-- WHAT IS EXPECTED --
Turn the lines starting at the one containing "label-c: c <box>171 372 176 384</box>" and ending at the one containing "units-select-c[interactable] <box>334 624" into a Markdown table with a No. column for the row number and an Entry column for the line, leaving out blank lines.

────────

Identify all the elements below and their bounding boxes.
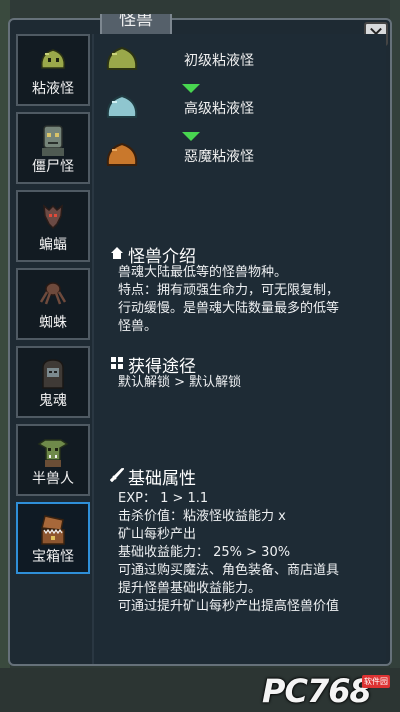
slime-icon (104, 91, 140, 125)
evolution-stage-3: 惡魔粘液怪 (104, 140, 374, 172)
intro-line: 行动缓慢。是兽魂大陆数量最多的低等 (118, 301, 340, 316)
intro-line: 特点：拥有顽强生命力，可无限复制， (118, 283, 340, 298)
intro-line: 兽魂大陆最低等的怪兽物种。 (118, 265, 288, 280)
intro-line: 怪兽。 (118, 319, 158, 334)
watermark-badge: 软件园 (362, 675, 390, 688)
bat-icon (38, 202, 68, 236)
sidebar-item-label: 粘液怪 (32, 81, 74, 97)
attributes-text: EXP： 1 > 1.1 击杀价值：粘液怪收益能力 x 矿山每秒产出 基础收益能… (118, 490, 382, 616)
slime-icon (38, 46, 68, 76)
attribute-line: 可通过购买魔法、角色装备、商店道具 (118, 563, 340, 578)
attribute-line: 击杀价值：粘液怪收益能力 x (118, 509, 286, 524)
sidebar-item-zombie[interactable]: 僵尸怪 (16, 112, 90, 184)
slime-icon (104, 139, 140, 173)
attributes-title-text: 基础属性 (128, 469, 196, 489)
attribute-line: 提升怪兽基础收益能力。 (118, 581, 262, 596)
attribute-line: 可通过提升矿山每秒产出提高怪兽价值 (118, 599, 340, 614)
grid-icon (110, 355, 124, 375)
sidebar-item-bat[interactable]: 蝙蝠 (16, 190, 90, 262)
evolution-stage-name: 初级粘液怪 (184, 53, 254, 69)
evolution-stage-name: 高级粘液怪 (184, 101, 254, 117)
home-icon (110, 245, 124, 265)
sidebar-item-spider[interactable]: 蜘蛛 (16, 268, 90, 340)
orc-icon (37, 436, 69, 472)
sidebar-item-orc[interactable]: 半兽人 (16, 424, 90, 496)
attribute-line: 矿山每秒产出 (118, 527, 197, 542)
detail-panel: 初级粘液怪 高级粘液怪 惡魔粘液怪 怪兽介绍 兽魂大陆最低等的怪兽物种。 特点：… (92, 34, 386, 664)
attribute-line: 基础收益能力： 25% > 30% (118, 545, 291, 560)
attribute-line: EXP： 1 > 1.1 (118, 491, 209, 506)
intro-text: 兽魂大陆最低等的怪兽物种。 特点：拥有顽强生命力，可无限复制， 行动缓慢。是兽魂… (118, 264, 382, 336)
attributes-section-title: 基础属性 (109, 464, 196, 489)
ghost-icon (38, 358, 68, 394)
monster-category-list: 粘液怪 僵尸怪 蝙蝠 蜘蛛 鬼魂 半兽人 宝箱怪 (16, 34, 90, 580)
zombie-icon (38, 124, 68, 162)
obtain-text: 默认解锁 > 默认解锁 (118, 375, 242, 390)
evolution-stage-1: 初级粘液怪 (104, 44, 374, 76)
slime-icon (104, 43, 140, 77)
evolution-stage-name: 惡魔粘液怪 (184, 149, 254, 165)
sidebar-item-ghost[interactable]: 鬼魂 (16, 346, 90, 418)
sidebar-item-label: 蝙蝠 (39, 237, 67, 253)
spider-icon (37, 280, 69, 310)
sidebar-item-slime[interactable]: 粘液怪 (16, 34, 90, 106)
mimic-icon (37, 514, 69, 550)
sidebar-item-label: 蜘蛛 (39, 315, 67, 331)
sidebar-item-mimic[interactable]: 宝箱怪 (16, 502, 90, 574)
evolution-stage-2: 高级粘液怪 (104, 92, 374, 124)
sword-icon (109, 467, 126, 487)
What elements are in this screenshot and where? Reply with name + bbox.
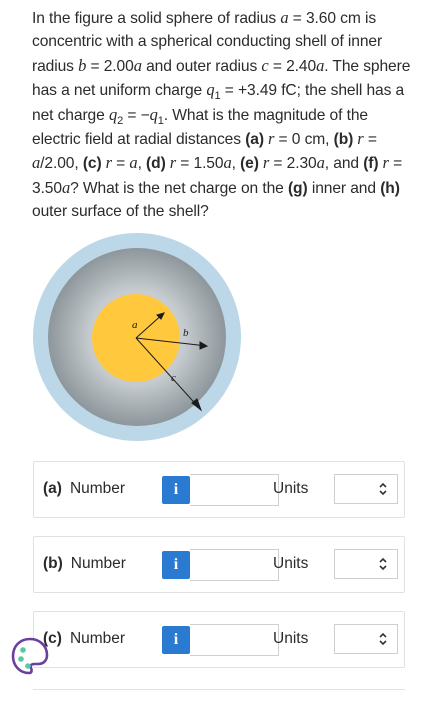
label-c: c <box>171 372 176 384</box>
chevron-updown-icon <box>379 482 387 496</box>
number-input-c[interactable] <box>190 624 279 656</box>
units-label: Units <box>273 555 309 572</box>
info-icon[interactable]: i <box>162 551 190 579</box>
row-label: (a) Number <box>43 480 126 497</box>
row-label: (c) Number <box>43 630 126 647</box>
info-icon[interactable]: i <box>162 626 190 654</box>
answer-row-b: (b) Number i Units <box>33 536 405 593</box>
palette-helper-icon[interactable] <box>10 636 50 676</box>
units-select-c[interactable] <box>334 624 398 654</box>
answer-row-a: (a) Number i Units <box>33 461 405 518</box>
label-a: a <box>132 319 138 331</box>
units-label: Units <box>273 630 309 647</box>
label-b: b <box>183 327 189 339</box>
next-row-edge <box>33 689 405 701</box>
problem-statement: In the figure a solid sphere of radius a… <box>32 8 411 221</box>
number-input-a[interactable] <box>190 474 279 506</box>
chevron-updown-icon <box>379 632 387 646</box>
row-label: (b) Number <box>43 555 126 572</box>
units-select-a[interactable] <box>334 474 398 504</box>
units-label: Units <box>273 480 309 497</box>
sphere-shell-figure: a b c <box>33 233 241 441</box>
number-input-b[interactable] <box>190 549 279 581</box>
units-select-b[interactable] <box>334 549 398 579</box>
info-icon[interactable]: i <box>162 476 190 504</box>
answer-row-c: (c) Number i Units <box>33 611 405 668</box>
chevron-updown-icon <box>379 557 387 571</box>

────────

-- ANSWER FOR THE TASK --
| No. | Entry |
|---|---|
| 1 | label-c: c <box>171 372 176 384</box> |
| 2 | chevron-updown-icon <box>379 482 387 496</box> |
| 3 | number-input-c[interactable] <box>190 624 279 656</box> |
| 4 | units-label: Units <box>273 555 309 572</box> |
| 5 | info-icon[interactable]: i <box>162 551 190 579</box> |
| 6 | row-label: (a) Number <box>43 480 126 497</box> |
| 7 | row-label: (c) Number <box>43 630 126 647</box> |
| 8 | info-icon[interactable]: i <box>162 626 190 654</box> |
| 9 | answer-row-b: (b) Number i Units <box>33 536 405 593</box> |
| 10 | palette-helper-icon[interactable] <box>10 636 50 676</box> |
| 11 | units-select-c[interactable] <box>334 624 398 654</box> |